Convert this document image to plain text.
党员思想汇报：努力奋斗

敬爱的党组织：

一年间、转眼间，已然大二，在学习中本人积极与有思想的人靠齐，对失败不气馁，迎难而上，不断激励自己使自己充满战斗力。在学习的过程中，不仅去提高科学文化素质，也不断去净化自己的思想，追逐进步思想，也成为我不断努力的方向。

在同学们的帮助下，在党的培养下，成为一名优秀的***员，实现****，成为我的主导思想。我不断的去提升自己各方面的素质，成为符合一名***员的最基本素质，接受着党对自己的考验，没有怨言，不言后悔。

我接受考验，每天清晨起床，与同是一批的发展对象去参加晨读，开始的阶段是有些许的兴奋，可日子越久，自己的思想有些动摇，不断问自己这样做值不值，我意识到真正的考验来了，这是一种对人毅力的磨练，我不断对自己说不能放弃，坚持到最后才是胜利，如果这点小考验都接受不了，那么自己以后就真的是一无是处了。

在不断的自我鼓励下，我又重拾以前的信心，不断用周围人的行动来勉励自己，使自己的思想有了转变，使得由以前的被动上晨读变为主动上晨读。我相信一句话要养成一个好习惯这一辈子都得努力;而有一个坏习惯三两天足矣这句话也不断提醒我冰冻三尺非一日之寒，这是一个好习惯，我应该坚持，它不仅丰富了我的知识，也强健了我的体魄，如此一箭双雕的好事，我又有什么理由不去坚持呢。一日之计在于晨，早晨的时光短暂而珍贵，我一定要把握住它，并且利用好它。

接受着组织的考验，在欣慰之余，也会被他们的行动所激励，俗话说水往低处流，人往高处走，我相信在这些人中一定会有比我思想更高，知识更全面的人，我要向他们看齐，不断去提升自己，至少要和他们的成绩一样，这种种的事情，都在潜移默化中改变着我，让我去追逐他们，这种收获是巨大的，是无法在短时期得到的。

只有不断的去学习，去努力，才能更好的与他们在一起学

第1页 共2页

● ● ● ● ● ● ●

EXERCISE DESCRIPTION - Retype each record exactly, leaving nothing out.

RESULT OF THIS EXERCISE -
Convert this document image to plain text.
党员思想汇报：努力奋斗

敬爱的党组织：

一年间、转眼间，已然大二，在学习中本人积极与有思想的人靠齐，对失败不气馁，迎难而上，不断激励自己使自己充满战斗力。在学习的过程中，不仅去提高科学文化素质，也不断去净化自己的思想，追逐进步思想，也成为我不断努力的方向。

在同学们的帮助下，在党的培养下，成为一名优秀的***员，实现****，成为我的主导思想。我不断的去提升自己各方面的素质，成为符合一名***员的最基本素质，接受着党对自己的考验，没有怨言，不言后悔。

我接受考验，每天清晨起床，与同是一批的发展对象去参加晨读，开始的阶段是有些许的兴奋，可日子越久，自己的思想有些动摇，不断问自己这样做值不值，我意识到真正的考验来了，这是一种对人毅力的磨练，我不断对自己说不能放弃，坚持到最后才是胜利，如果这点小考验都接受不了，那么自己以后就真的是一无是处了。

在不断的自我鼓励下，我又重拾以前的信心，不断用周围人的行动来勉励自己，使自己的思想有了转变，使得由以前的被动上晨读变为主动上晨读。我相信一句话要养成一个好习惯这一辈子都得努力;而有一个坏习惯三两天足矣这句话也不断提醒我冰冻三尺非一日之寒，这是一个好习惯，我应该坚持，它不仅丰富了我的知识，也强健了我的体魄，如此一箭双雕的好事，我又有什么理由不去坚持呢。一日之计在于晨，早晨的时光短暂而珍贵，我一定要把握住它，并且利用好它。

接受着组织的考验，在欣慰之余，也会被他们的行动所激励，俗话说水往低处流，人往高处走，我相信在这些人中一定会有比我思想更高，知识更全面的人，我要向他们看齐，不断去提升自己，至少要和他们的成绩一样，这种种的事情，都在潜移默化中改变着我，让我去追逐他们，这种收获是巨大的，是无法在短时期得到的。

只有不断的去学习，去努力，才能更好的与他们在一起学

第1页 共2页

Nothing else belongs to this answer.